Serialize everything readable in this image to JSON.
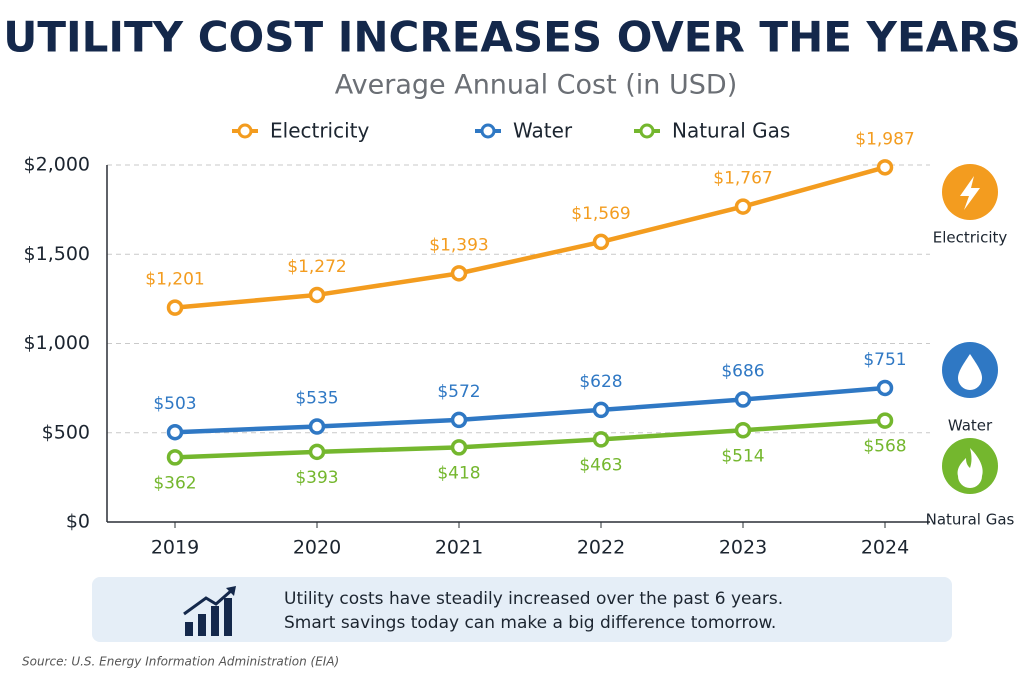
{
  "chart_data": {
    "type": "line",
    "title": "UTILITY COST INCREASES OVER THE YEARS",
    "subtitle": "Average Annual Cost (in USD)",
    "categories": [
      "2019",
      "2020",
      "2021",
      "2022",
      "2023",
      "2024"
    ],
    "series": [
      {
        "name": "Electricity",
        "color": "#f39c1f",
        "label_position": "above",
        "values": [
          1201,
          1272,
          1393,
          1569,
          1767,
          1987
        ],
        "value_labels": [
          "$1,201",
          "$1,272",
          "$1,393",
          "$1,569",
          "$1,767",
          "$1,987"
        ]
      },
      {
        "name": "Water",
        "color": "#2f78c4",
        "label_position": "above",
        "values": [
          503,
          535,
          572,
          628,
          686,
          751
        ],
        "value_labels": [
          "$503",
          "$535",
          "$572",
          "$628",
          "$686",
          "$751"
        ]
      },
      {
        "name": "Natural Gas",
        "color": "#74b72e",
        "label_position": "below",
        "values": [
          362,
          393,
          418,
          463,
          514,
          568
        ],
        "value_labels": [
          "$362",
          "$393",
          "$418",
          "$463",
          "$514",
          "$568"
        ]
      }
    ],
    "ylim": [
      0,
      2000
    ],
    "yticks": [
      {
        "value": 0,
        "label": "$0"
      },
      {
        "value": 500,
        "label": "$500"
      },
      {
        "value": 1000,
        "label": "$1,000"
      },
      {
        "value": 1500,
        "label": "$1,500"
      },
      {
        "value": 2000,
        "label": "$2,000"
      }
    ],
    "grid": true,
    "annotations": [
      "Utility costs have steadily increased over the past 6 years.",
      "Smart savings today can make a big difference tomorrow."
    ],
    "source": "Source: U.S. Energy Information Administration (EIA)"
  }
}
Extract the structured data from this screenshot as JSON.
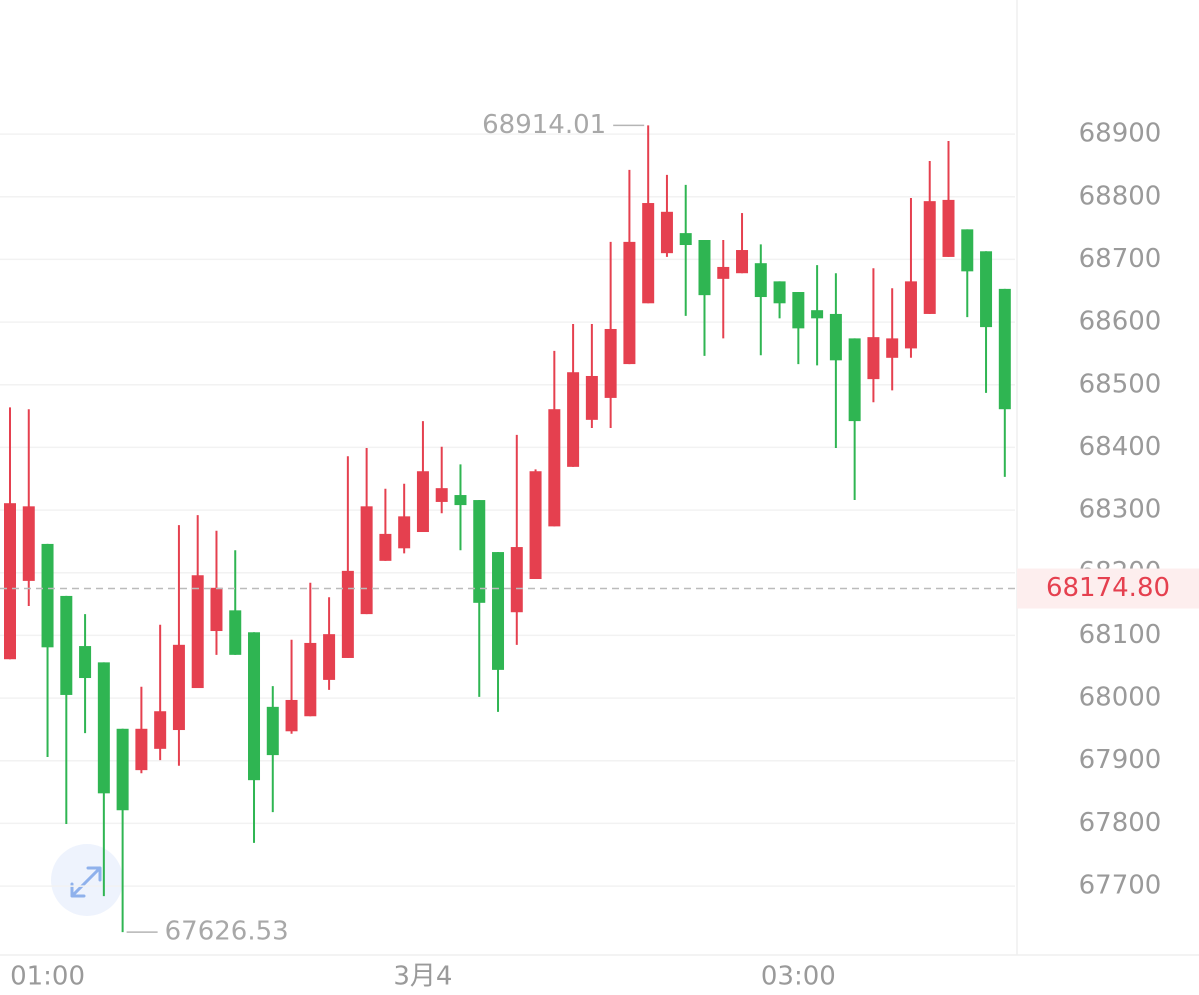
{
  "chart_data": {
    "type": "candlestick",
    "categories": [
      null,
      null,
      "01:00",
      null,
      null,
      null,
      null,
      null,
      null,
      null,
      null,
      null,
      null,
      null,
      null,
      null,
      null,
      null,
      null,
      null,
      null,
      null,
      "3月4",
      null,
      null,
      null,
      null,
      null,
      null,
      null,
      null,
      null,
      null,
      null,
      null,
      null,
      null,
      null,
      null,
      null,
      null,
      null,
      "03:00",
      null,
      null,
      null,
      null,
      null,
      null,
      null,
      null,
      null,
      null,
      null
    ],
    "open": [
      68062,
      68187,
      68246,
      68163,
      68083,
      68057,
      67951,
      67885,
      67919,
      67949,
      68016,
      68107,
      68140,
      68105,
      67986,
      67947,
      67971,
      68029,
      68064,
      68134,
      68219,
      68239,
      68265,
      68313,
      68324,
      68316,
      68233,
      68137,
      68190,
      68274,
      68369,
      68444,
      68479,
      68533,
      68630,
      68710,
      68742,
      68731,
      68669,
      68678,
      68694,
      68665,
      68648,
      68619,
      68613,
      68574,
      68509,
      68543,
      68558,
      68613,
      68704,
      68748,
      68713,
      68653
    ],
    "high": [
      68464,
      68461,
      68246,
      68163,
      68134,
      68057,
      67951,
      68018,
      68117,
      68276,
      68292,
      68267,
      68236,
      68105,
      68019,
      68093,
      68184,
      68161,
      68386,
      68399,
      68334,
      68342,
      68442,
      68401,
      68373,
      68316,
      68233,
      68420,
      68365,
      68554,
      68597,
      68597,
      68728,
      68843,
      68914.01,
      68835,
      68819,
      68731,
      68731,
      68774,
      68724,
      68665,
      68648,
      68691,
      68678,
      68574,
      68686,
      68654,
      68798,
      68857,
      68889,
      68748,
      68713,
      68653
    ],
    "low": [
      68062,
      68147,
      67906,
      67799,
      67944,
      67684,
      67626.53,
      67880,
      67901,
      67892,
      68016,
      68069,
      68069,
      67769,
      67818,
      67943,
      67971,
      68013,
      68064,
      68134,
      68219,
      68231,
      68265,
      68295,
      68236,
      68002,
      67978,
      68085,
      68190,
      68274,
      68369,
      68431,
      68431,
      68533,
      68630,
      68704,
      68610,
      68546,
      68574,
      68678,
      68547,
      68606,
      68533,
      68531,
      68399,
      68316,
      68472,
      68491,
      68543,
      68613,
      68704,
      68608,
      68487,
      68353
    ],
    "close": [
      68311,
      68306,
      68081,
      68005,
      68032,
      67848,
      67821,
      67951,
      67979,
      68085,
      68196,
      68176,
      68069,
      67869,
      67909,
      67997,
      68088,
      68102,
      68203,
      68306,
      68262,
      68290,
      68362,
      68335,
      68308,
      68152,
      68045,
      68241,
      68362,
      68461,
      68520,
      68514,
      68589,
      68728,
      68790,
      68776,
      68723,
      68643,
      68688,
      68715,
      68640,
      68630,
      68590,
      68606,
      68539,
      68442,
      68576,
      68574,
      68665,
      68793,
      68795,
      68681,
      68592,
      68461
    ],
    "up_color": "#e5404f",
    "down_color": "#2fb552",
    "ylim": [
      67590,
      69114
    ],
    "yticks": [
      67700,
      67800,
      67900,
      68000,
      68100,
      68200,
      68300,
      68400,
      68500,
      68600,
      68700,
      68800,
      68900
    ],
    "grid": true,
    "current_price": 68174.8,
    "current_price_label": "68174.80"
  }
}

────────────────

## Task brief
What is the number of lines that contain "name"? Reply with that number alone.

## Output below
3